— Task directions —
Return each line holding the string "JSON".

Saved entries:
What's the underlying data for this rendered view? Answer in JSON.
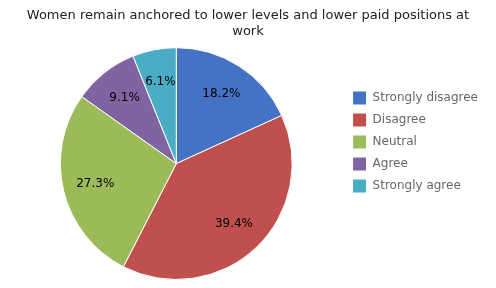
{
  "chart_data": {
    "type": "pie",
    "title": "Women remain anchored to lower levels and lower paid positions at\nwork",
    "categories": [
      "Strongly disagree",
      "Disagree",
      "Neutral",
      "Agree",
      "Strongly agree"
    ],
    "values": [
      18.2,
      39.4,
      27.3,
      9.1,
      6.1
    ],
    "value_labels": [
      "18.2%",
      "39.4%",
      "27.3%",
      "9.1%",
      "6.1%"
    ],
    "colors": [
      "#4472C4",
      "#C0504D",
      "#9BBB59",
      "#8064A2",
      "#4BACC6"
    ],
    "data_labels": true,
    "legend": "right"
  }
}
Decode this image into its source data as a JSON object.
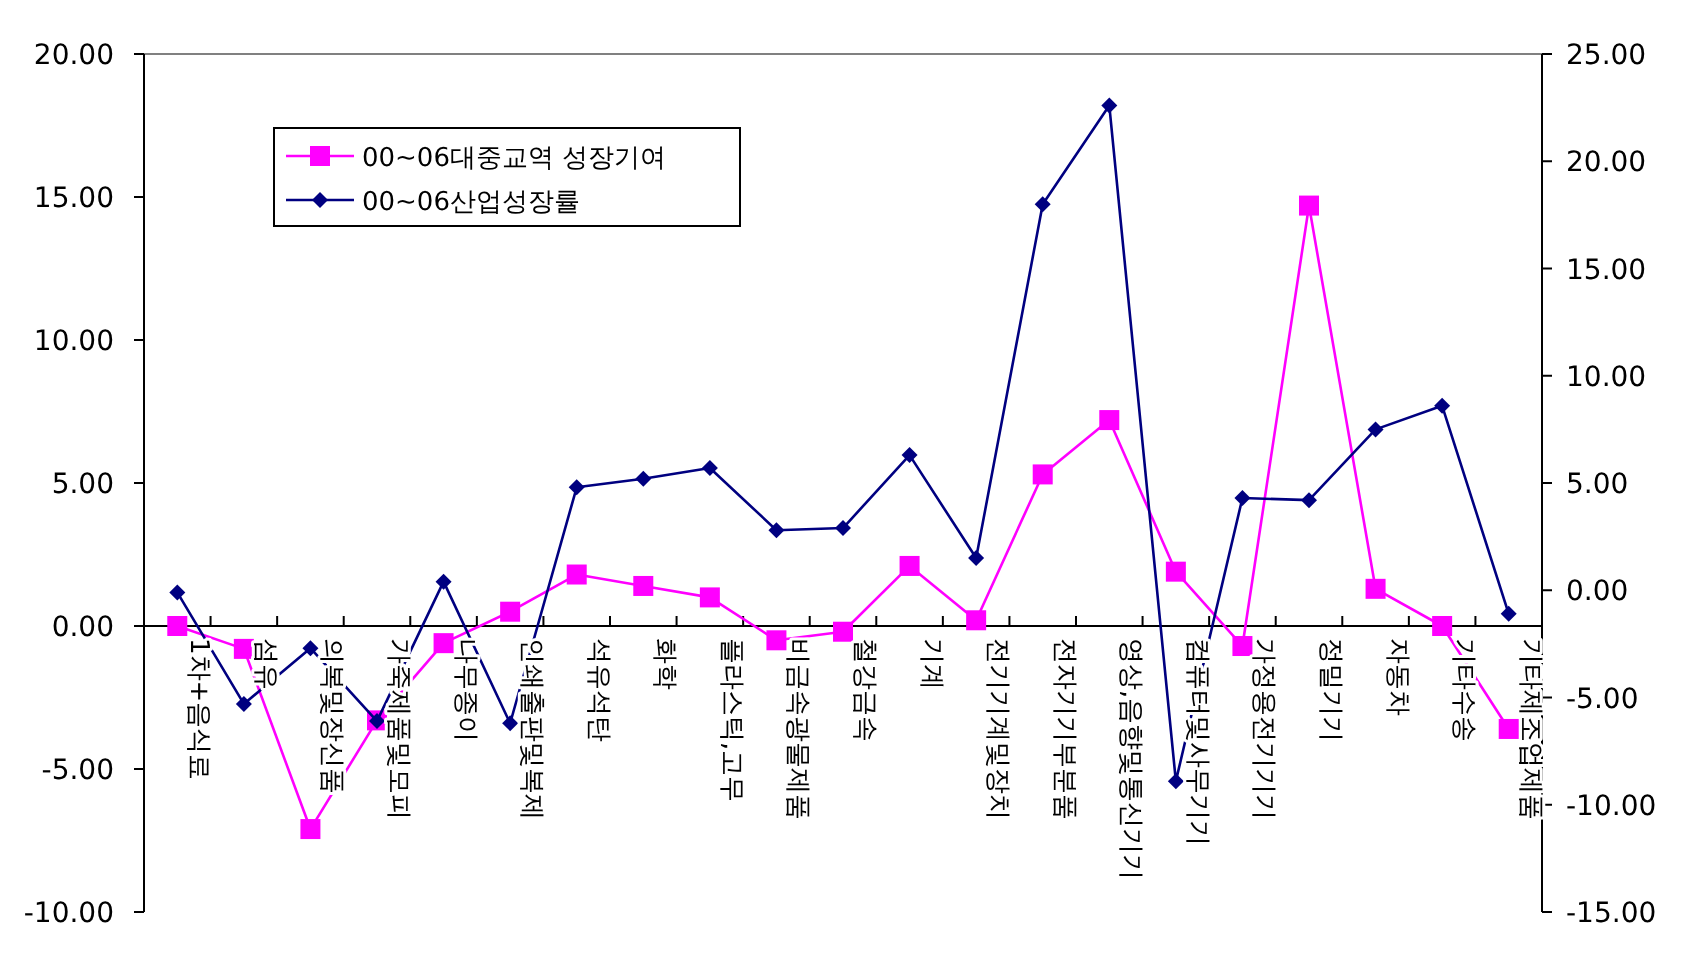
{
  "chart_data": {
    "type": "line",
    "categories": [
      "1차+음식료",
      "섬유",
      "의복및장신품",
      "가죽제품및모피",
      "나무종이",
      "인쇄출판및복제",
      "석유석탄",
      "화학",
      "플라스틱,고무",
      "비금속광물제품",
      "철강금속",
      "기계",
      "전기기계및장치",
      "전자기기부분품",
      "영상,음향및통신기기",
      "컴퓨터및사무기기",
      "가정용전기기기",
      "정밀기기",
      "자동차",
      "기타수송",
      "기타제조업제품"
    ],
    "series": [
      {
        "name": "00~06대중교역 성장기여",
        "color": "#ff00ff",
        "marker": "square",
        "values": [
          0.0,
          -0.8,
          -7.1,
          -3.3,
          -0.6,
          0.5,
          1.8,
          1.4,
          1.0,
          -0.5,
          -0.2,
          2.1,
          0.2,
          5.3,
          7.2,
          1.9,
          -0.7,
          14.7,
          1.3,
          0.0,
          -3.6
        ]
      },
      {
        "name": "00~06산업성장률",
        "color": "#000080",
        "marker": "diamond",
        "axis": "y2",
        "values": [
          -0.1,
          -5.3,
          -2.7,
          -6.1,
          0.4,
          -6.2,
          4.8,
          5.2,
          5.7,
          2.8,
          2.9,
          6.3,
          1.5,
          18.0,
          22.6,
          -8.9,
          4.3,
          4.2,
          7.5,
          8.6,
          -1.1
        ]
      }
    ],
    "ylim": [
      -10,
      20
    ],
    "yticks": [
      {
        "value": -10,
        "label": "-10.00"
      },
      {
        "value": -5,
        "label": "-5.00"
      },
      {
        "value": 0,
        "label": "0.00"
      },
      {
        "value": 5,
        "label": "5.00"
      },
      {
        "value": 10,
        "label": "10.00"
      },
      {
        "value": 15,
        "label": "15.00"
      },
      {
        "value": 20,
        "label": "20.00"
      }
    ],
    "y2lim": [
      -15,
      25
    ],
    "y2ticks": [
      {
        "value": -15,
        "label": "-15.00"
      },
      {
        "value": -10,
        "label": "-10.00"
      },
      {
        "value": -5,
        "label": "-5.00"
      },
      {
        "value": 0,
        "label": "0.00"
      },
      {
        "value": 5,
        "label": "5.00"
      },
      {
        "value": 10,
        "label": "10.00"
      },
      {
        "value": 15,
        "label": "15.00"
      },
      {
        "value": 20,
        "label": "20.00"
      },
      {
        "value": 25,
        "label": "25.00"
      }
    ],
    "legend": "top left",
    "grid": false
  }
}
--
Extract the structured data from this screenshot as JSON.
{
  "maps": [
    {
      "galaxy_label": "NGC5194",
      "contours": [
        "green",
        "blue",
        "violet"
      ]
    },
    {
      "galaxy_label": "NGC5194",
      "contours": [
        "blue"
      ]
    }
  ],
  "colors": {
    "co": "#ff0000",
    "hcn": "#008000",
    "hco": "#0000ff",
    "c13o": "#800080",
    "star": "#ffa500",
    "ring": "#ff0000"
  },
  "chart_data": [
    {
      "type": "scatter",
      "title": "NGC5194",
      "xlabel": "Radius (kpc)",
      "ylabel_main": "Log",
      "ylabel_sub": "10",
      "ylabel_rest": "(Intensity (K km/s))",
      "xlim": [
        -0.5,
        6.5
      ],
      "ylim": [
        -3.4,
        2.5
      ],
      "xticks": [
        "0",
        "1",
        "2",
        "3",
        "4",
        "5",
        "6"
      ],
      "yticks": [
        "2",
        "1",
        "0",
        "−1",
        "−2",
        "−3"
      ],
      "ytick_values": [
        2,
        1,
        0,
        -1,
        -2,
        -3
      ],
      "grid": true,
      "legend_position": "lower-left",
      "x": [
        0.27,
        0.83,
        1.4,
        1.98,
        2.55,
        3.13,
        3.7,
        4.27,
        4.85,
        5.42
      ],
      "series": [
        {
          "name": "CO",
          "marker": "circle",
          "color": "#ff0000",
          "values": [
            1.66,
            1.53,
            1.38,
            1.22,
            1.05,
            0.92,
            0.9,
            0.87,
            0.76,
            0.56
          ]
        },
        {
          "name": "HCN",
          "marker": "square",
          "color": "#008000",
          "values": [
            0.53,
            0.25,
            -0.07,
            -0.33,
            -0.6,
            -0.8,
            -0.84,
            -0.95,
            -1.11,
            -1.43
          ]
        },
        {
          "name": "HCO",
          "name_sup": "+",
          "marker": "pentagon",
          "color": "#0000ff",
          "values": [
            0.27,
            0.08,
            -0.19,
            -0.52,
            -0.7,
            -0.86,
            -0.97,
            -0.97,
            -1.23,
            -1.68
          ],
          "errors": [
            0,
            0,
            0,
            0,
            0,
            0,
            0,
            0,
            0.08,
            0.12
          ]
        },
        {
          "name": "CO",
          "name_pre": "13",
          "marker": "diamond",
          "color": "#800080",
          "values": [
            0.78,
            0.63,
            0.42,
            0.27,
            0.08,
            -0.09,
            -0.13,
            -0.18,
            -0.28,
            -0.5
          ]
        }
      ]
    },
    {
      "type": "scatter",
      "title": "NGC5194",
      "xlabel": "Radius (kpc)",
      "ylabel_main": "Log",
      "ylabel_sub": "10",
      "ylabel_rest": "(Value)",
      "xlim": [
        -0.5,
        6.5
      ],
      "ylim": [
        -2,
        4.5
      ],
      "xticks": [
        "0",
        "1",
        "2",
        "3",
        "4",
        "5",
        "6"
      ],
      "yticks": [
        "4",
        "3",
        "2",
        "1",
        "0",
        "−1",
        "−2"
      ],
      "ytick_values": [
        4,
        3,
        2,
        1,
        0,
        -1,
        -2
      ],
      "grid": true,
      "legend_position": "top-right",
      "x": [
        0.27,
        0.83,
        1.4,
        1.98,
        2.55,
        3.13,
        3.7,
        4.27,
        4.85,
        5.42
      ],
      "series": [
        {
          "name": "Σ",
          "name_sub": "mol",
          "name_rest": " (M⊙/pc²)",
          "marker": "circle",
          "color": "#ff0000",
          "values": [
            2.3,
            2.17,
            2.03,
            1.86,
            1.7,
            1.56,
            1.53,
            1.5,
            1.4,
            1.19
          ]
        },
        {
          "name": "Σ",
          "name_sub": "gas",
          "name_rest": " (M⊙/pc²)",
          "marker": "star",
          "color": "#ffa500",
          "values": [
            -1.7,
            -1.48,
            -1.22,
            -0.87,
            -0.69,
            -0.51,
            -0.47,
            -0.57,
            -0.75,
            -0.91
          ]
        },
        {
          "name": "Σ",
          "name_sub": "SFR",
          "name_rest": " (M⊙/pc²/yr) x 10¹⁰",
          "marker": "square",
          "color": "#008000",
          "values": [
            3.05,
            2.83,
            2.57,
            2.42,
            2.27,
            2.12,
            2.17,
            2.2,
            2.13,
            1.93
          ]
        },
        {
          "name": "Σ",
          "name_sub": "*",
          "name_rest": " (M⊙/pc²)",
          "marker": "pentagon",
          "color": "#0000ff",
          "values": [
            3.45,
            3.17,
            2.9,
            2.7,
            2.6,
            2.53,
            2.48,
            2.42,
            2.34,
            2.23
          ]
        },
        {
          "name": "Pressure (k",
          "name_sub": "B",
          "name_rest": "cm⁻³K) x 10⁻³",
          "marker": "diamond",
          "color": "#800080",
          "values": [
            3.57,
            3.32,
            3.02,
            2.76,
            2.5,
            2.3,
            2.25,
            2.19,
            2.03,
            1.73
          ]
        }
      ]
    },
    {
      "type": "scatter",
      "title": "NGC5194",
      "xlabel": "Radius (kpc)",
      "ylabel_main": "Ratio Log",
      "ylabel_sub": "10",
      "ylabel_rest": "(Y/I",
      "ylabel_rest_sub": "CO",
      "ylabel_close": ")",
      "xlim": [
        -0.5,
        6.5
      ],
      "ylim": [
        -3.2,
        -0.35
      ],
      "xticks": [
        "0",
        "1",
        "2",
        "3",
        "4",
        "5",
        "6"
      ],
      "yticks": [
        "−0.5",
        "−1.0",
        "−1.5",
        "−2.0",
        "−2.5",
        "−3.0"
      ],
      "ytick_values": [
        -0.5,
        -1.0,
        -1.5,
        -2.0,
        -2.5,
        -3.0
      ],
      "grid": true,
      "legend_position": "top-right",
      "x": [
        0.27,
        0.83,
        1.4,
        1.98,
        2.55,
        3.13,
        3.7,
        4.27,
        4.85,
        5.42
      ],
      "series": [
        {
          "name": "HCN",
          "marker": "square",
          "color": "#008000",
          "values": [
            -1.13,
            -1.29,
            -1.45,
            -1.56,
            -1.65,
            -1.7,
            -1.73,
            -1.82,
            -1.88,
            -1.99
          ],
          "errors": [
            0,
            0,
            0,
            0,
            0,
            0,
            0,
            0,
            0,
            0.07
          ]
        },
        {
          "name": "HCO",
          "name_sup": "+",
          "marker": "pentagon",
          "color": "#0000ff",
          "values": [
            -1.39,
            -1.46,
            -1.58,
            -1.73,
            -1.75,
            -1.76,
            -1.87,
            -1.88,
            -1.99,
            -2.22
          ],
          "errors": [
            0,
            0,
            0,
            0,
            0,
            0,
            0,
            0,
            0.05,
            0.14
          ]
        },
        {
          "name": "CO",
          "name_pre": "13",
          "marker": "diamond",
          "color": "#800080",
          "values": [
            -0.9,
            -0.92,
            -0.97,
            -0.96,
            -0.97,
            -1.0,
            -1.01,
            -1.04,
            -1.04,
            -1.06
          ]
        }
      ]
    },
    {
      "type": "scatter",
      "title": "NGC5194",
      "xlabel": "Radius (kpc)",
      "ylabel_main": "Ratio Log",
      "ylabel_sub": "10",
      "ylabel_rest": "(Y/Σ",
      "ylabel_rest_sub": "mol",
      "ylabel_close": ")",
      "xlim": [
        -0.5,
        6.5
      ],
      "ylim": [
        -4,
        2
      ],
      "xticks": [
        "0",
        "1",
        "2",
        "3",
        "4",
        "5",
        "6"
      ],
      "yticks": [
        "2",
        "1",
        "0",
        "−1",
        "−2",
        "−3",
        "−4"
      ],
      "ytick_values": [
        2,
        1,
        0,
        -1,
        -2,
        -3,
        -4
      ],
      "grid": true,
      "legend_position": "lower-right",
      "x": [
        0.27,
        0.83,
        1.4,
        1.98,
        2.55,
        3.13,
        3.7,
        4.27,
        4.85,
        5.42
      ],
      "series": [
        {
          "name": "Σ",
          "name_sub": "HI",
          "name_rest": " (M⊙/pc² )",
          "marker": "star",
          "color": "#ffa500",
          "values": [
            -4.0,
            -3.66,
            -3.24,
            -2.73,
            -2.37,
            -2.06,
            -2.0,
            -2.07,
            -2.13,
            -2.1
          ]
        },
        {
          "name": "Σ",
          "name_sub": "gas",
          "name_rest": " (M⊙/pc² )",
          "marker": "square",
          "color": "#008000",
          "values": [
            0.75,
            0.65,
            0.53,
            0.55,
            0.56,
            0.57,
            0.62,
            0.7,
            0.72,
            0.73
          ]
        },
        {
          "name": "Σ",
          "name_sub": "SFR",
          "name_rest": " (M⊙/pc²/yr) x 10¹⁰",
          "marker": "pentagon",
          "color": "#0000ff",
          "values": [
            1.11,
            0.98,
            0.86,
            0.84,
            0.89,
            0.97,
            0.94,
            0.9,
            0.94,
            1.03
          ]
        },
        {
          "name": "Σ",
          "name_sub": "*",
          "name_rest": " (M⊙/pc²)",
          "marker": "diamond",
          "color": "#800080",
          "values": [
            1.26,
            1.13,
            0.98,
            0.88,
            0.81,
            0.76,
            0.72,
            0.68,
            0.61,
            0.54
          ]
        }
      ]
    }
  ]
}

— Worked answer —
What's the underlying data for this rendered view? Answer in JSON.
Decode this image into its source data as a JSON object.
Extract the structured data from this screenshot as JSON.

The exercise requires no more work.